[START]

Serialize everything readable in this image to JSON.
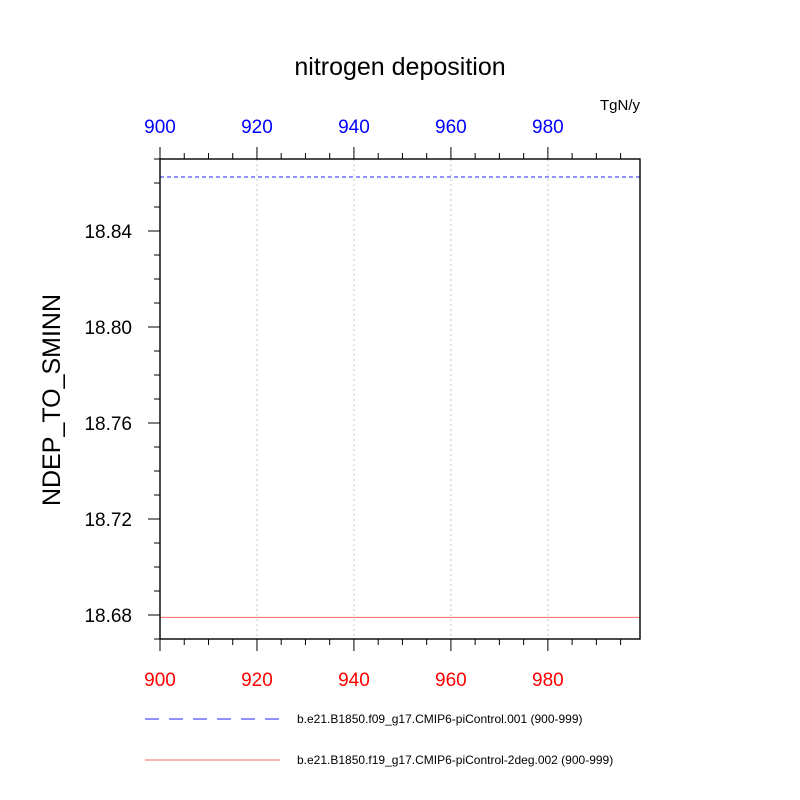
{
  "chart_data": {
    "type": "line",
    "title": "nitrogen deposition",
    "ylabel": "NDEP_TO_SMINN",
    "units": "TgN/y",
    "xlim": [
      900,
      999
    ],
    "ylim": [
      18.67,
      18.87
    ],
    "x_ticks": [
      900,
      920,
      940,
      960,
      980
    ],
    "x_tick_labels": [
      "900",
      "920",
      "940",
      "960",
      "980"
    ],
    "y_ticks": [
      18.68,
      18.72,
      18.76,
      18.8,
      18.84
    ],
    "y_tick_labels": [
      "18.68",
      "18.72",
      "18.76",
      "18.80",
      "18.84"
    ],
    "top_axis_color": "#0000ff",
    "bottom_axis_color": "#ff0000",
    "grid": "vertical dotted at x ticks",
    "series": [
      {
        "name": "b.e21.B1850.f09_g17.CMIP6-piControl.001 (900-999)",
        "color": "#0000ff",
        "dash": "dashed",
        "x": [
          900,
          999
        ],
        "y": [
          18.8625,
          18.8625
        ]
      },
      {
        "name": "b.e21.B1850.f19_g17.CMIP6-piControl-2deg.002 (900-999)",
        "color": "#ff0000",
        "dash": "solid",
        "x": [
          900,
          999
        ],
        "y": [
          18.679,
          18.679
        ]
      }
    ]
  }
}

[END]

Each entry shown above must be quoted exactly, with its pictures left out.

Serialize everything readable in this image to JSON.
{
  "chart_data": {
    "type": "line",
    "title": "nitrogen deposition",
    "ylabel": "NDEP_TO_SMINN",
    "units": "TgN/y",
    "xlim": [
      900,
      999
    ],
    "ylim": [
      18.67,
      18.87
    ],
    "x_ticks": [
      900,
      920,
      940,
      960,
      980
    ],
    "x_tick_labels": [
      "900",
      "920",
      "940",
      "960",
      "980"
    ],
    "y_ticks": [
      18.68,
      18.72,
      18.76,
      18.8,
      18.84
    ],
    "y_tick_labels": [
      "18.68",
      "18.72",
      "18.76",
      "18.80",
      "18.84"
    ],
    "top_axis_color": "#0000ff",
    "bottom_axis_color": "#ff0000",
    "grid": "vertical dotted at x ticks",
    "series": [
      {
        "name": "b.e21.B1850.f09_g17.CMIP6-piControl.001 (900-999)",
        "color": "#0000ff",
        "dash": "dashed",
        "x": [
          900,
          999
        ],
        "y": [
          18.8625,
          18.8625
        ]
      },
      {
        "name": "b.e21.B1850.f19_g17.CMIP6-piControl-2deg.002 (900-999)",
        "color": "#ff0000",
        "dash": "solid",
        "x": [
          900,
          999
        ],
        "y": [
          18.679,
          18.679
        ]
      }
    ]
  }
}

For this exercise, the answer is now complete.